#### [Task instructions]
Lines containing the string "Overview" are to be counted; report only how many there are.

━━ Data listing

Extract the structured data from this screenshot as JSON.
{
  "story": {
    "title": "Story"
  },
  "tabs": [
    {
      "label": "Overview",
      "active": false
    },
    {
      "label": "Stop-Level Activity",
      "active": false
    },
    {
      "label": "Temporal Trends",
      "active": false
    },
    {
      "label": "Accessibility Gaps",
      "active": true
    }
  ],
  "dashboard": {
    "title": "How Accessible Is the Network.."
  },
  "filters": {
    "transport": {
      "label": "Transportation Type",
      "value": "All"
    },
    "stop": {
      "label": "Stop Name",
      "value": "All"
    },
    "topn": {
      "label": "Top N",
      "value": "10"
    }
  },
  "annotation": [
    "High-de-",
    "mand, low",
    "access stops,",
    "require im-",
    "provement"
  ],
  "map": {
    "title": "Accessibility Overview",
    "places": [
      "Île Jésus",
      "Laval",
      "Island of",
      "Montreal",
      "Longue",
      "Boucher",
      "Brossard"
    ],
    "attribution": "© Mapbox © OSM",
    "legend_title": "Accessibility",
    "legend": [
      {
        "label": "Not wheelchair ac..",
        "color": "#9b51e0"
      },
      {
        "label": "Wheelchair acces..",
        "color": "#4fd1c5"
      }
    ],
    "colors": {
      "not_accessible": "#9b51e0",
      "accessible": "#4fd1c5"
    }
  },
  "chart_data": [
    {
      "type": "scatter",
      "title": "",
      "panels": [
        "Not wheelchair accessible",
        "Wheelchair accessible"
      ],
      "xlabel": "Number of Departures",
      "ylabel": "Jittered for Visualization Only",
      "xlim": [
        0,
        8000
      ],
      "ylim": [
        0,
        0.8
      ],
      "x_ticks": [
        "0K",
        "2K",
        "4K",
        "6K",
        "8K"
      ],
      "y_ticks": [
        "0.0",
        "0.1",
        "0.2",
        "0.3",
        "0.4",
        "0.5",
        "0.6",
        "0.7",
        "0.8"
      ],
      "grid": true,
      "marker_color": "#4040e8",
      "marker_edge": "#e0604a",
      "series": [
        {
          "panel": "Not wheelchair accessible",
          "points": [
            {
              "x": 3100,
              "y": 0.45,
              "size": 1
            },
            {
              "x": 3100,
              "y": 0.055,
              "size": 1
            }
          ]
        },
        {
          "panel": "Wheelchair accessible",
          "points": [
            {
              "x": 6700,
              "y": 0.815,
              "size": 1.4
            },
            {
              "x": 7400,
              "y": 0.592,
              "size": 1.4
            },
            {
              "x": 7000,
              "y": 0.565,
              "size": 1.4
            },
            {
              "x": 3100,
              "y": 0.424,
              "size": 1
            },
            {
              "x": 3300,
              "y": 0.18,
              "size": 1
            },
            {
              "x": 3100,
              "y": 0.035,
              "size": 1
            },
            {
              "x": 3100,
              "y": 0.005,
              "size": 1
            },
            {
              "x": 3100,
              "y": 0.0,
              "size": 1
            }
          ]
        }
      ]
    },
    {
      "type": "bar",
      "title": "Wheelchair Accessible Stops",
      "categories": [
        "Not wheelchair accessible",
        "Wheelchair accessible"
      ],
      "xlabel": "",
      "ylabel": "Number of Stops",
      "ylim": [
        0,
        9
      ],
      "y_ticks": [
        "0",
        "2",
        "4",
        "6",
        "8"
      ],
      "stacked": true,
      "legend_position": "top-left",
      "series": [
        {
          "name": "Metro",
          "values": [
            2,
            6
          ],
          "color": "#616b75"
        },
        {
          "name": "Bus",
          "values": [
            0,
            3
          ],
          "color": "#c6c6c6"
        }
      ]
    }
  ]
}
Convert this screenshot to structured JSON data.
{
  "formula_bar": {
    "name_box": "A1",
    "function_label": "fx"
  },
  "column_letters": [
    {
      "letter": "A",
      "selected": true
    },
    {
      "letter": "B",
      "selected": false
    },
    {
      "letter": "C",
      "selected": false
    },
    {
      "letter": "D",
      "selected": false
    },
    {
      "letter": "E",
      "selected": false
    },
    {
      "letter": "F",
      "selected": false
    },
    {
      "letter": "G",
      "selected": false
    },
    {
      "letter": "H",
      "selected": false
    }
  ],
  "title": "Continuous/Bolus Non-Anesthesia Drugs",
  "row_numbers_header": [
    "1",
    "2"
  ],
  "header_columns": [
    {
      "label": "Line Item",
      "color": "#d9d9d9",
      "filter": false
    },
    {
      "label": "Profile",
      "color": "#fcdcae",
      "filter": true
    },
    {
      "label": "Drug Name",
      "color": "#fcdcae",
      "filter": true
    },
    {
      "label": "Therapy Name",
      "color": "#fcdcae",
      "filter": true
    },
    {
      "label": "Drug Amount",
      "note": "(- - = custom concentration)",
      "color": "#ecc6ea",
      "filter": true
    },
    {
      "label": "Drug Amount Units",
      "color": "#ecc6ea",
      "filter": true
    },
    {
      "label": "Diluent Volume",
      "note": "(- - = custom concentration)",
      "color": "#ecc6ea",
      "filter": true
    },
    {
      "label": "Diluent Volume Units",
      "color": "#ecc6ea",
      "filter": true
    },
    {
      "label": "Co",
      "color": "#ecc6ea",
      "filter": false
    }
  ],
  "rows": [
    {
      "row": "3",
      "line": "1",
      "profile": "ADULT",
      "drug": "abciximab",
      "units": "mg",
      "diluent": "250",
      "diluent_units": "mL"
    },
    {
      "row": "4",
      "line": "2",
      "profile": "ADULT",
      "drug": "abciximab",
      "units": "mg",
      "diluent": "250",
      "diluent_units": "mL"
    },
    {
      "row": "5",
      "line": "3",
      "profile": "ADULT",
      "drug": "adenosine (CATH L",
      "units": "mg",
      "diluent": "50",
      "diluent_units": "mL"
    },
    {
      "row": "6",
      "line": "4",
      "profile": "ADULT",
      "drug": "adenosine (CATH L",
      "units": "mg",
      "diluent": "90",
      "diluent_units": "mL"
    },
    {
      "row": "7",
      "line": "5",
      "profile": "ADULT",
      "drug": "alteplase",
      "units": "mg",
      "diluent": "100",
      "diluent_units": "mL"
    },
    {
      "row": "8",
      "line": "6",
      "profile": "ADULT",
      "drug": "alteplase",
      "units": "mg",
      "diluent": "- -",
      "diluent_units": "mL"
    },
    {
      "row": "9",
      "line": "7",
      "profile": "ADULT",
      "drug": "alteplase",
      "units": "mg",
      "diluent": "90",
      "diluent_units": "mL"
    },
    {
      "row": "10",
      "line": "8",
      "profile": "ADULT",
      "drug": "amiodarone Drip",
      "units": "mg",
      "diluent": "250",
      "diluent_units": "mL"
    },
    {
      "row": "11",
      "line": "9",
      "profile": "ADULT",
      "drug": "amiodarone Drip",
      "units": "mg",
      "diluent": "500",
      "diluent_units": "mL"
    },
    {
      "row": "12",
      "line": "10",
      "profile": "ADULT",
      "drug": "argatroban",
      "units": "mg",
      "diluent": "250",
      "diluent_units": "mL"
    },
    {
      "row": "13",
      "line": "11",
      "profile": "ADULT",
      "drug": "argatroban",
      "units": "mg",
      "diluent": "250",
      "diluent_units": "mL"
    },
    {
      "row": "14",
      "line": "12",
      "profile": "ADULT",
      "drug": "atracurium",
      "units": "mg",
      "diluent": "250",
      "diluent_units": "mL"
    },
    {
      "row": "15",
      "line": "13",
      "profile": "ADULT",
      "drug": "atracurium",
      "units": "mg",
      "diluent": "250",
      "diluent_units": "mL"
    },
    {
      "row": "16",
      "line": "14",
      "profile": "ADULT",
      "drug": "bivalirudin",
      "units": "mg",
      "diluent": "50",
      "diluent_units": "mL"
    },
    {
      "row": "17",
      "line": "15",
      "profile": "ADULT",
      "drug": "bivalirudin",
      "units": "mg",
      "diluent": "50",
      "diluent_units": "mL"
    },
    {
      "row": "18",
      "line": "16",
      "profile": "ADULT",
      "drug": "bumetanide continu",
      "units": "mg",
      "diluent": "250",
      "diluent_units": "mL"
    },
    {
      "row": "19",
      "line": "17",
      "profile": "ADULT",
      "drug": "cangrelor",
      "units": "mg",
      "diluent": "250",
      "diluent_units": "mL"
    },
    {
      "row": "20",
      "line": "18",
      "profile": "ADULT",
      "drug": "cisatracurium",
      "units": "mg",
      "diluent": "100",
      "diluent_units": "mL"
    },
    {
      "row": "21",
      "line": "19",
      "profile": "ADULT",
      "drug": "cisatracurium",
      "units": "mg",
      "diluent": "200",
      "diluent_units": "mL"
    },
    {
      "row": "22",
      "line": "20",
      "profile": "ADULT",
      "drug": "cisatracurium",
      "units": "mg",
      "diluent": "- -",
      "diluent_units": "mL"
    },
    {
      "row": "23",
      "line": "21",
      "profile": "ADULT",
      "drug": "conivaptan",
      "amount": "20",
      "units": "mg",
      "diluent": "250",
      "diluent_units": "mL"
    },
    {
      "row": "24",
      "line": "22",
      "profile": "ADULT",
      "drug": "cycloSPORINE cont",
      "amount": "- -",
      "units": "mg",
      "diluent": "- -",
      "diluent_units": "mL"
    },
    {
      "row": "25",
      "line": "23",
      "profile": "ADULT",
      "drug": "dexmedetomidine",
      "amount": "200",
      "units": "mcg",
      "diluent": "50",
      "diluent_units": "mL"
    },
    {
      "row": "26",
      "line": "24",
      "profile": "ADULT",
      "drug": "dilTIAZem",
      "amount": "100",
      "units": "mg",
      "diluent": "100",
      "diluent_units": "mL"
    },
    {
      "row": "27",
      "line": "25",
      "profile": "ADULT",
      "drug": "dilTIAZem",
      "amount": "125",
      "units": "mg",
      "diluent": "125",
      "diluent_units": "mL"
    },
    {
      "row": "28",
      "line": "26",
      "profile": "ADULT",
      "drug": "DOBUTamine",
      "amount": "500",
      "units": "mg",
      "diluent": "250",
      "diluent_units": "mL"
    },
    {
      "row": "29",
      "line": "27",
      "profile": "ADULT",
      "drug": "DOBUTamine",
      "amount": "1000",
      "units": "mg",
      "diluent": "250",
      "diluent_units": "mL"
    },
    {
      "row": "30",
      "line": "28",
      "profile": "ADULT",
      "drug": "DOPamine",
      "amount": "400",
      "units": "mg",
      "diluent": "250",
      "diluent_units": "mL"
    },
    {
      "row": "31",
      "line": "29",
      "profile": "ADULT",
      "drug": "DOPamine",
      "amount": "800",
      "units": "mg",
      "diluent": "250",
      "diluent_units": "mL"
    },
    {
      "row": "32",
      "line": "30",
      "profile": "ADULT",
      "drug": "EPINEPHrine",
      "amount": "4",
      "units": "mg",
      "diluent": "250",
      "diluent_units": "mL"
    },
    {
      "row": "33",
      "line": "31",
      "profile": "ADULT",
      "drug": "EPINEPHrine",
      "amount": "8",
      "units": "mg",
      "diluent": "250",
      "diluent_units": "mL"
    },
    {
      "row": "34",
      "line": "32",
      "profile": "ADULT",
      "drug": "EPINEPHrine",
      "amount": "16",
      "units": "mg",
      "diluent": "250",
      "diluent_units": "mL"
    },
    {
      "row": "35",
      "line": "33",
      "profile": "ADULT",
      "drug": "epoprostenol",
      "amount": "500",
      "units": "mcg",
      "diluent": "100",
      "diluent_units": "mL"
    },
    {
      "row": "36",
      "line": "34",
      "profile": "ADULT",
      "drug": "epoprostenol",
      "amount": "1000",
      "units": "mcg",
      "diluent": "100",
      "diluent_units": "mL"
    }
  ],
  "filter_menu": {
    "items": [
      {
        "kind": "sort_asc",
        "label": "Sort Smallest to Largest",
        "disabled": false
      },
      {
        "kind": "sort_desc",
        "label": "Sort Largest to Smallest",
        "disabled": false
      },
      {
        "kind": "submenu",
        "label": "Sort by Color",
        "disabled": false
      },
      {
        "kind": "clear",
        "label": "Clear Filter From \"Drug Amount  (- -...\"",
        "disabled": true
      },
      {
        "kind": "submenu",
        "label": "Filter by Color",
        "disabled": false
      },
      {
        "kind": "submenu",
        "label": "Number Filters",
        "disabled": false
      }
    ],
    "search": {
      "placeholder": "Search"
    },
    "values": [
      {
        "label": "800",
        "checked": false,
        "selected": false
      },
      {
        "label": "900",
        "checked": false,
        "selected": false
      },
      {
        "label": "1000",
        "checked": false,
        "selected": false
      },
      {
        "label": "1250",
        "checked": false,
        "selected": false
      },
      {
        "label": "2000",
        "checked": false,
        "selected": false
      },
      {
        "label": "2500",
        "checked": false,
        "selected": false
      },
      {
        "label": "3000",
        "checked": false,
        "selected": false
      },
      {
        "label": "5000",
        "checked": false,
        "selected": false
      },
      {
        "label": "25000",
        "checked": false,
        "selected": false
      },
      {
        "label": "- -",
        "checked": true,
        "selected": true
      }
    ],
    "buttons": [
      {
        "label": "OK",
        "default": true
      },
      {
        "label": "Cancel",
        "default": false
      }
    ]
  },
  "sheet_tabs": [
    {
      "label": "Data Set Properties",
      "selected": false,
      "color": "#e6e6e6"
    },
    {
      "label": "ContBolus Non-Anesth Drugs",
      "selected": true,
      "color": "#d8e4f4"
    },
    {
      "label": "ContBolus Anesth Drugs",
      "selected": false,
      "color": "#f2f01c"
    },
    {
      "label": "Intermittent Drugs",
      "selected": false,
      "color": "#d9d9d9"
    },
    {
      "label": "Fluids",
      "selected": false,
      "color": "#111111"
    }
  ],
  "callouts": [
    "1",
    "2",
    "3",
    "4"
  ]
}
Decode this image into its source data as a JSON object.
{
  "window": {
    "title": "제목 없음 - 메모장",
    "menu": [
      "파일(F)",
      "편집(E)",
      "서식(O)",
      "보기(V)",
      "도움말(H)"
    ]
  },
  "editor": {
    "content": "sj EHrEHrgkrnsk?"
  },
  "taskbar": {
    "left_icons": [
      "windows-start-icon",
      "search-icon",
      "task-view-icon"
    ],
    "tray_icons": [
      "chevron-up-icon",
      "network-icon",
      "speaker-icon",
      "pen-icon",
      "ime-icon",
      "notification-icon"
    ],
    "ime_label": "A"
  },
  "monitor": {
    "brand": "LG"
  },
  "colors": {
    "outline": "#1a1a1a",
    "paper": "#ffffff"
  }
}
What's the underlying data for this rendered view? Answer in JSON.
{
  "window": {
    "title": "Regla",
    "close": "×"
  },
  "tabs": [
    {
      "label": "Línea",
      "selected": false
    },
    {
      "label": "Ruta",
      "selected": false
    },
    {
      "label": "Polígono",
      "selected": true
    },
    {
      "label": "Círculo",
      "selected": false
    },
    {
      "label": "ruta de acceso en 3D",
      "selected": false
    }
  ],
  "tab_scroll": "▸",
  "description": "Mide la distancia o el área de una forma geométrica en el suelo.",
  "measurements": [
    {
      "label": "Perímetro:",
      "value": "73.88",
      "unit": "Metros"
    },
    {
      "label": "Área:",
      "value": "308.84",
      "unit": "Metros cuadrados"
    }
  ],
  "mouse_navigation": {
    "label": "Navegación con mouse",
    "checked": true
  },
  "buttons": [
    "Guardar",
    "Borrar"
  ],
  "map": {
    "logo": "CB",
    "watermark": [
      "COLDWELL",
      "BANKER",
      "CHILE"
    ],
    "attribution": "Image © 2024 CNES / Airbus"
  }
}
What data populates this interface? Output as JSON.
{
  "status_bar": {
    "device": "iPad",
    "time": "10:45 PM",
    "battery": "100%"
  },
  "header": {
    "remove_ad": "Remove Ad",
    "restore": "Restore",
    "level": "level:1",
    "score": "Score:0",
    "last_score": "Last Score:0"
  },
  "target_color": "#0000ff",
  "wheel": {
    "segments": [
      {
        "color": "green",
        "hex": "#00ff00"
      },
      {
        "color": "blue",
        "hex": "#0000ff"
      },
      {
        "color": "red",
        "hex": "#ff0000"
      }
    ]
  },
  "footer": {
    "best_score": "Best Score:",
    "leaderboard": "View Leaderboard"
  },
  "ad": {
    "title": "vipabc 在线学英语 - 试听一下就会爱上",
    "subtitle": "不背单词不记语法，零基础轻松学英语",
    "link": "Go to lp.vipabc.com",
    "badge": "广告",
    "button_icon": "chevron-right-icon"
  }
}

━━━━

#### [Output for this exercise]
2